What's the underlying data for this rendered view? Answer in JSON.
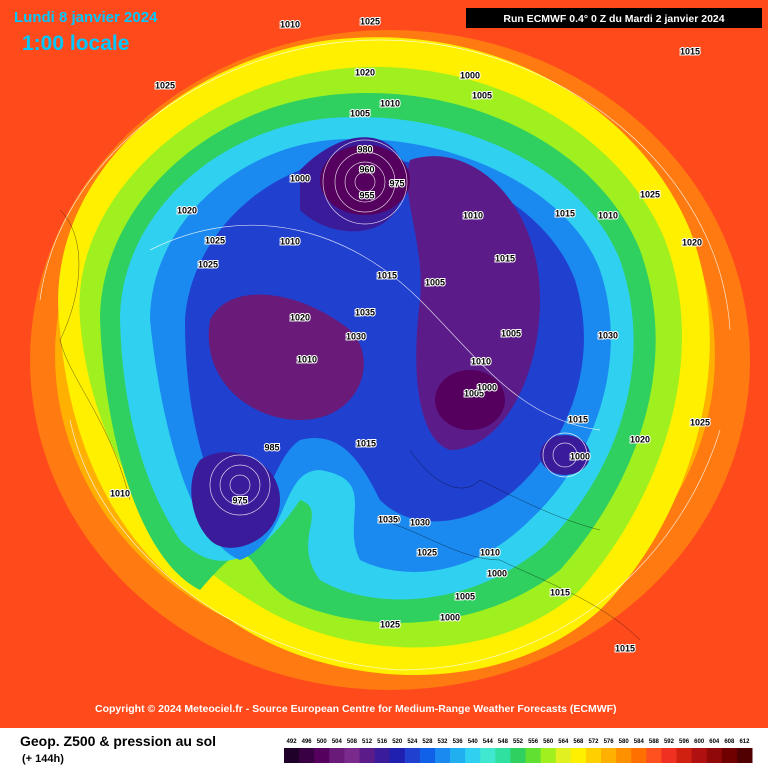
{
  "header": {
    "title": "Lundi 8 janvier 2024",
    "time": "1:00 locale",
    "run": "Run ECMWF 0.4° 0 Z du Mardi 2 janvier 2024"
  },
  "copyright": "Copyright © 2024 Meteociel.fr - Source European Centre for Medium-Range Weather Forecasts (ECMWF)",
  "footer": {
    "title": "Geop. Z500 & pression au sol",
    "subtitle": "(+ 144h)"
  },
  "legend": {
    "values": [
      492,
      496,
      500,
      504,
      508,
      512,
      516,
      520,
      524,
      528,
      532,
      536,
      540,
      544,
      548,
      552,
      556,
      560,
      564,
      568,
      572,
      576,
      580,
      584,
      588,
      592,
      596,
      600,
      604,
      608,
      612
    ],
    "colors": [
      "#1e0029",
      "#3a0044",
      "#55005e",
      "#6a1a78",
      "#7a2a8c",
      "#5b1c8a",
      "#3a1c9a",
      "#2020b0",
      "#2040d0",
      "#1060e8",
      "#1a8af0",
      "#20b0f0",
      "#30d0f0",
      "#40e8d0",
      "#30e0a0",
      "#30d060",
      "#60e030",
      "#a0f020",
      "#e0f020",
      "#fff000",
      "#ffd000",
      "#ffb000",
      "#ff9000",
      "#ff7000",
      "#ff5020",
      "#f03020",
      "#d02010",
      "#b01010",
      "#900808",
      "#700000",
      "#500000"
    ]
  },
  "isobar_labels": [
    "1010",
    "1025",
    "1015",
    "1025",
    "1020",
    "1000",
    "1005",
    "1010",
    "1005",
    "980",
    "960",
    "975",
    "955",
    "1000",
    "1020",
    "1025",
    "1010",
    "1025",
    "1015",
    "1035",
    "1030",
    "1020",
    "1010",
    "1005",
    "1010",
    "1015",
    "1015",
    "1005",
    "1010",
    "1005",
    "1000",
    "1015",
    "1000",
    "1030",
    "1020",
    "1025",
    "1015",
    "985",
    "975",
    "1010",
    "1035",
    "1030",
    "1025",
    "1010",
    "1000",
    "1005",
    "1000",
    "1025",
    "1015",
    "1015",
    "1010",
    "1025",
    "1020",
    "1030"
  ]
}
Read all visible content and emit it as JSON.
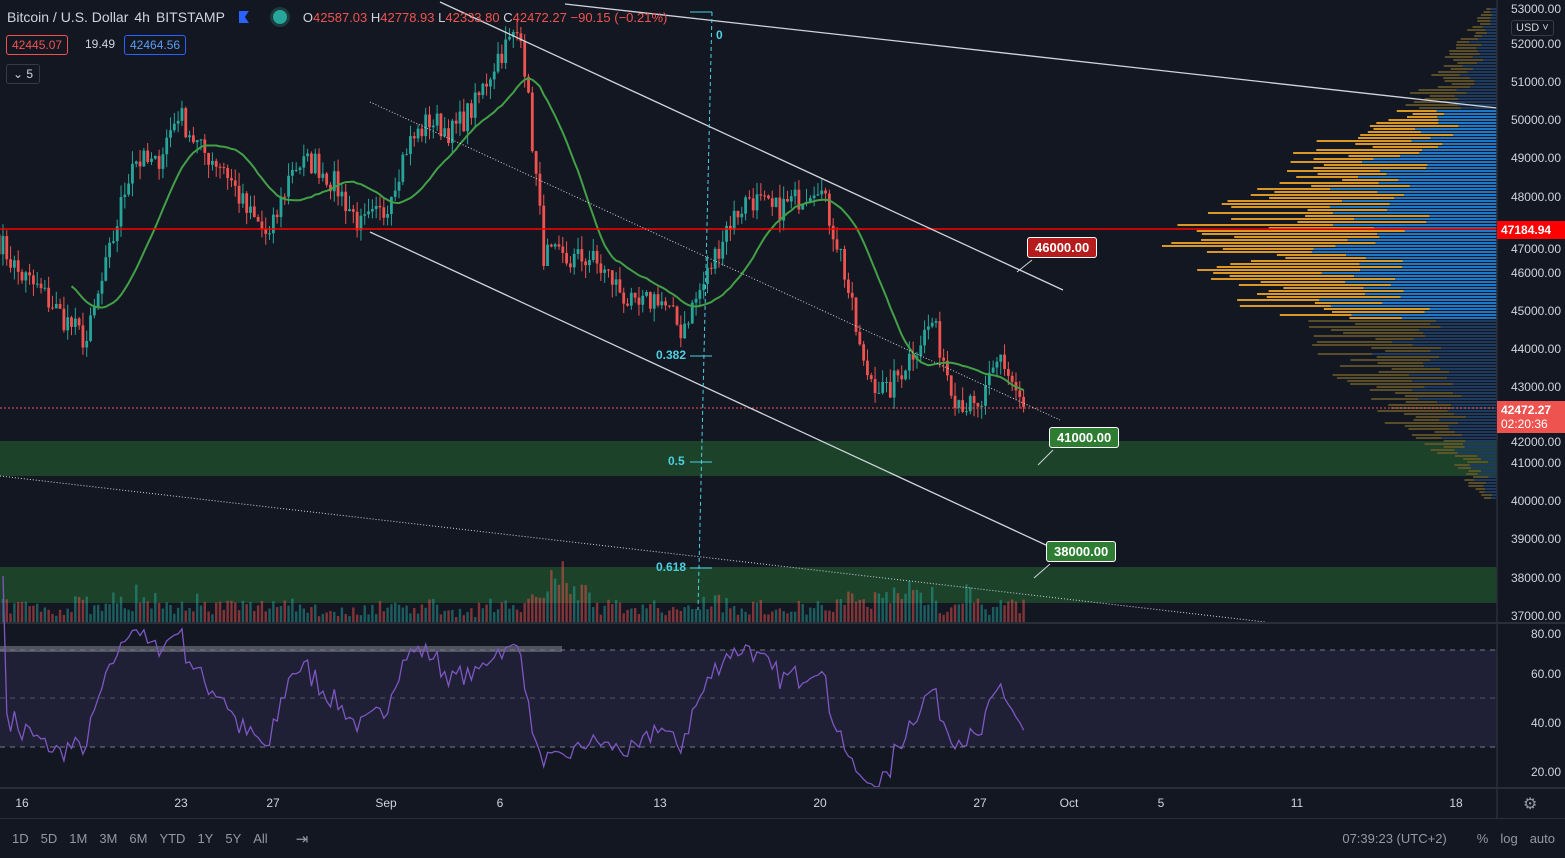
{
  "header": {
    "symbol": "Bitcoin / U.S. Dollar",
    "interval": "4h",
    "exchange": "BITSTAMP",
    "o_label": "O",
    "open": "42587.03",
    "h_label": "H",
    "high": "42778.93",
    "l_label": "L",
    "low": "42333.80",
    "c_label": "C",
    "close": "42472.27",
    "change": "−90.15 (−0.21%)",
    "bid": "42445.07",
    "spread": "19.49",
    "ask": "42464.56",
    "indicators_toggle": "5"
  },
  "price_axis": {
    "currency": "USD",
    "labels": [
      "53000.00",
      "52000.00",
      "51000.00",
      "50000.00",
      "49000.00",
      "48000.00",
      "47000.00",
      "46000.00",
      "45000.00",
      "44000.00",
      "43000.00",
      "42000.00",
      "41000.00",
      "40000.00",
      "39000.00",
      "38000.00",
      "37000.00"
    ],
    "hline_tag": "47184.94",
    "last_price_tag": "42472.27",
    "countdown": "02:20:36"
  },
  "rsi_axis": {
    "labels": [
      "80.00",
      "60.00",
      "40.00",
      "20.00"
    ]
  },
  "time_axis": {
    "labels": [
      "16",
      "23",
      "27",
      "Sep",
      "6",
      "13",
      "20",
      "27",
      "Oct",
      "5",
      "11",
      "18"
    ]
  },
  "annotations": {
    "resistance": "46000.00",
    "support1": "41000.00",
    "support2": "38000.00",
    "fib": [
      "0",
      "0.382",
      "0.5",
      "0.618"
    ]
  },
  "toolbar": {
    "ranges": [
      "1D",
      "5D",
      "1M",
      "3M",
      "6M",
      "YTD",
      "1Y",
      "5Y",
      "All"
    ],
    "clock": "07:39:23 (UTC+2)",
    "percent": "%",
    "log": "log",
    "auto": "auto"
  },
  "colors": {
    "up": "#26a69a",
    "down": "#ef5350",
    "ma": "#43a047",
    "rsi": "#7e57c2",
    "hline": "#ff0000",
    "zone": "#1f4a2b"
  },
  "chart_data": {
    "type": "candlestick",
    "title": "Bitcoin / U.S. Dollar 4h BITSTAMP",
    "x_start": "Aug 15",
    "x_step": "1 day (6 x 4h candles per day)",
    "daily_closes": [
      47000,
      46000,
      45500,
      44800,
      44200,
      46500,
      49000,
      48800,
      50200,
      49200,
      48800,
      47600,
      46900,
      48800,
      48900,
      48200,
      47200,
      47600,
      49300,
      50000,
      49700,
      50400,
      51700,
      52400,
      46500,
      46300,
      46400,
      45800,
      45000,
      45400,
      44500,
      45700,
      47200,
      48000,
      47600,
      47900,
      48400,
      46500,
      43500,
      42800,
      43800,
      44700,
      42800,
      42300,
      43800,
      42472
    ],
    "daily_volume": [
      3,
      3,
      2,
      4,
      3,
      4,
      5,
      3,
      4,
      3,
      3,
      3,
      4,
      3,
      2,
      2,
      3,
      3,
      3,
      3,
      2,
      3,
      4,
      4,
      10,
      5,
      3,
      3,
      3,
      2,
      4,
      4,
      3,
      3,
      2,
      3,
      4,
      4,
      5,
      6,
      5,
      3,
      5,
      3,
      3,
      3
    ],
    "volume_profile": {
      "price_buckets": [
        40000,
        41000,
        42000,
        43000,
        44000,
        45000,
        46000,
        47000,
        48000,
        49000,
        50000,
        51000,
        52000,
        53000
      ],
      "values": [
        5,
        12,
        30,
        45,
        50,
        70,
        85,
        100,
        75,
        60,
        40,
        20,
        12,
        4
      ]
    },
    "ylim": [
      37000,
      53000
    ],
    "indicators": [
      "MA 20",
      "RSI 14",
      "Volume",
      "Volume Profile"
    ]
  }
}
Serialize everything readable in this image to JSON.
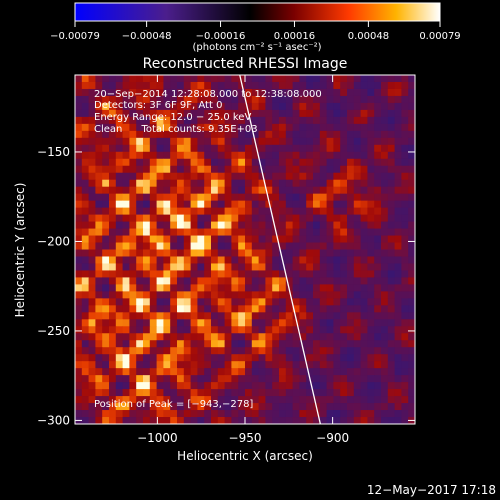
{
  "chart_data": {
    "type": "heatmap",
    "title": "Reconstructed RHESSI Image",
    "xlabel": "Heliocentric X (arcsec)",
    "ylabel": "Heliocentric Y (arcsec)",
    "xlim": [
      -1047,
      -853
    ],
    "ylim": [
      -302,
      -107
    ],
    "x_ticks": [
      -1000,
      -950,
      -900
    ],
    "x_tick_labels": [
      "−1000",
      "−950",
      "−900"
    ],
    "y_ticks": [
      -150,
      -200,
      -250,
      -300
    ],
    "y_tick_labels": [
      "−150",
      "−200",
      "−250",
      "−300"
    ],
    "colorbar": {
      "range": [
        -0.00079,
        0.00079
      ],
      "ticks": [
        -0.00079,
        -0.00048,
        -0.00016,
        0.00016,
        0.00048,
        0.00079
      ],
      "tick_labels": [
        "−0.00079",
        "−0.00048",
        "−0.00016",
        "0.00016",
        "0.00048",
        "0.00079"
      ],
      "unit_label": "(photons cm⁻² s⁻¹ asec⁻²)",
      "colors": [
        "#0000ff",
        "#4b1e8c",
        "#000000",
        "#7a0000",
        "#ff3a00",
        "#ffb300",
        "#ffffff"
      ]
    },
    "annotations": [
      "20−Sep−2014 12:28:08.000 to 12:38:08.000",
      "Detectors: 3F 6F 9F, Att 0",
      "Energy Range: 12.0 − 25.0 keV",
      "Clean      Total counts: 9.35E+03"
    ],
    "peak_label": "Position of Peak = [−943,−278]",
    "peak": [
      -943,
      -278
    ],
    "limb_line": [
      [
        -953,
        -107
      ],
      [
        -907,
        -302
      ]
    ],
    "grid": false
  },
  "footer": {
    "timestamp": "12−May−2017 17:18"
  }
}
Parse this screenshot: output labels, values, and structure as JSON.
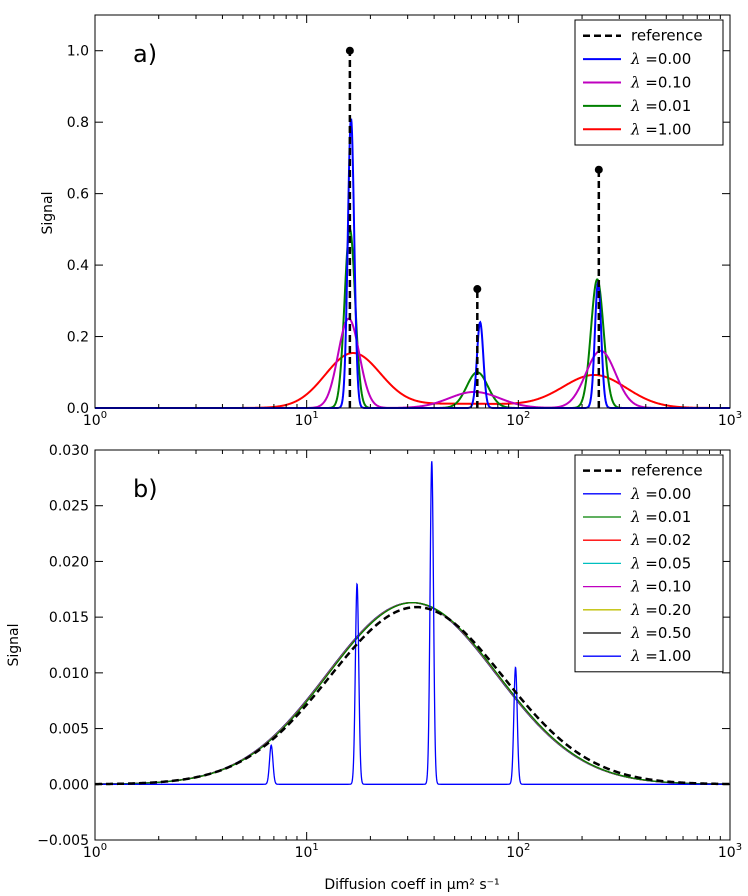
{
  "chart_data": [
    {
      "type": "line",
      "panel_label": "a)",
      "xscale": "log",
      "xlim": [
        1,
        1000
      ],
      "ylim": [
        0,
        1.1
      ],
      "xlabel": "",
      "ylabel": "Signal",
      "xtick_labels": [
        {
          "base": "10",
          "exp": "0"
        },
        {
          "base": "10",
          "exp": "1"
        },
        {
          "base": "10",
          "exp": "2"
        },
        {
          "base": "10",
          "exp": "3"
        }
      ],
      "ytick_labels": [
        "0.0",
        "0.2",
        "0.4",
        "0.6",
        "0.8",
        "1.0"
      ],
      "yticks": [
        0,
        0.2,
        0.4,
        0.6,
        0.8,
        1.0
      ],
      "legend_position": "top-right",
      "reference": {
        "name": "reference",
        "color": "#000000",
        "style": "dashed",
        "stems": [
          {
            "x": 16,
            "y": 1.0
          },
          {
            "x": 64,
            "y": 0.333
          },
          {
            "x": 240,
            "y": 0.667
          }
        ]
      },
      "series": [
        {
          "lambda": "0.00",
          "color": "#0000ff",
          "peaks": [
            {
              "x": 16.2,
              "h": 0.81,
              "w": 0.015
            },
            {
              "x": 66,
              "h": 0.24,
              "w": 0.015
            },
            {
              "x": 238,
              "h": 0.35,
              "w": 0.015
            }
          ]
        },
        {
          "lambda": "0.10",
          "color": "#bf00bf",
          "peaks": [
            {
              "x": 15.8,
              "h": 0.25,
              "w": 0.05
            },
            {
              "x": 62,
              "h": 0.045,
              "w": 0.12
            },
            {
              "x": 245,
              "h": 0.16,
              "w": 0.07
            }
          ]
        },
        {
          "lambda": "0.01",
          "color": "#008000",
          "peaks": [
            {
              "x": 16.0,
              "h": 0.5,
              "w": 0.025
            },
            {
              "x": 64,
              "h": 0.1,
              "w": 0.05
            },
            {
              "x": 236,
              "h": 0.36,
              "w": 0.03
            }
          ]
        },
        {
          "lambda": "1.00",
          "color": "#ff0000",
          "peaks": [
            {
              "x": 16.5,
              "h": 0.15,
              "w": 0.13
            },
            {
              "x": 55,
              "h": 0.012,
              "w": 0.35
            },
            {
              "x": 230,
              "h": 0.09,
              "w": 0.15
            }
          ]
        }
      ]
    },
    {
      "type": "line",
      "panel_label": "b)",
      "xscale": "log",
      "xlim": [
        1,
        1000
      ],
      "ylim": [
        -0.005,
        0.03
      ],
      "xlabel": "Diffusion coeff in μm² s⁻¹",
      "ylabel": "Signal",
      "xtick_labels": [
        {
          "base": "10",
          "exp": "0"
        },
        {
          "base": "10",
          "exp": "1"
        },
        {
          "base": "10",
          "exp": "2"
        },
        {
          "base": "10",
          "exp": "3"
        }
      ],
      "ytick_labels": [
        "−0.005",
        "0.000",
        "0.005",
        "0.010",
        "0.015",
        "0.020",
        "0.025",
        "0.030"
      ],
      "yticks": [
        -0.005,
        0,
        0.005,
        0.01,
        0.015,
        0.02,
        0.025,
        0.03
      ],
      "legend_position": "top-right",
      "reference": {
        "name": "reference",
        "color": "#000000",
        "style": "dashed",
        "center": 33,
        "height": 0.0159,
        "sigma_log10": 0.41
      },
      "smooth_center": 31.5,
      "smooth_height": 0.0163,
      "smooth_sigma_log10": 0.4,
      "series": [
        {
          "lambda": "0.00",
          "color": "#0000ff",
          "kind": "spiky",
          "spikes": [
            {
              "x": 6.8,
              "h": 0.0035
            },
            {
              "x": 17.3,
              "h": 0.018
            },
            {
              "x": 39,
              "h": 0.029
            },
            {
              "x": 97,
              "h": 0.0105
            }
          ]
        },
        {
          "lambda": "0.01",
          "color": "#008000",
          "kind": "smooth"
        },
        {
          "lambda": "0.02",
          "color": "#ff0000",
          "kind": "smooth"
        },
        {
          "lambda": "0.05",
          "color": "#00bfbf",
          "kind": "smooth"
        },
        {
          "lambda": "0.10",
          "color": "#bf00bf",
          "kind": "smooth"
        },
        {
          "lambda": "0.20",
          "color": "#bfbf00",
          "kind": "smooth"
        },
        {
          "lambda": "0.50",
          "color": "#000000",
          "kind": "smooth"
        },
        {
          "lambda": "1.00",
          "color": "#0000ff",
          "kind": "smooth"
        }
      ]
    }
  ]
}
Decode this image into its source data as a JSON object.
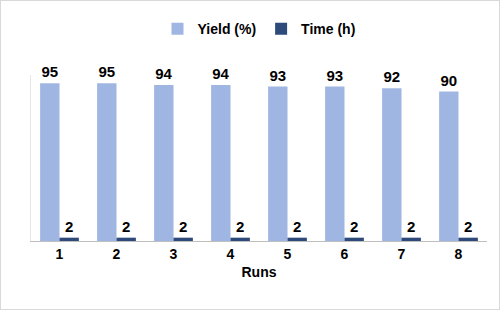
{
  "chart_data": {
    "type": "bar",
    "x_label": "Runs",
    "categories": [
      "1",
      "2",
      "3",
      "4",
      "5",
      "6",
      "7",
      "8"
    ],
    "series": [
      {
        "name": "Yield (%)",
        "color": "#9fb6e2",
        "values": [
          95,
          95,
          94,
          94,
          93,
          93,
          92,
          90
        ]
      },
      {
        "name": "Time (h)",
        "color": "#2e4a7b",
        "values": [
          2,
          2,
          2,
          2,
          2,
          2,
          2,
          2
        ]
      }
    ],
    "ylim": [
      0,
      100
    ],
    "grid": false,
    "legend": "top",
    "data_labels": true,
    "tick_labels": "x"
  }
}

____

* [Stated problem]: In the lines above, find each one with "values" and list it.

* [Exercise response]:
    "values": [
      "values": [
Parse this screenshot: output labels, values, and structure as JSON.
        "values": [
        "values": [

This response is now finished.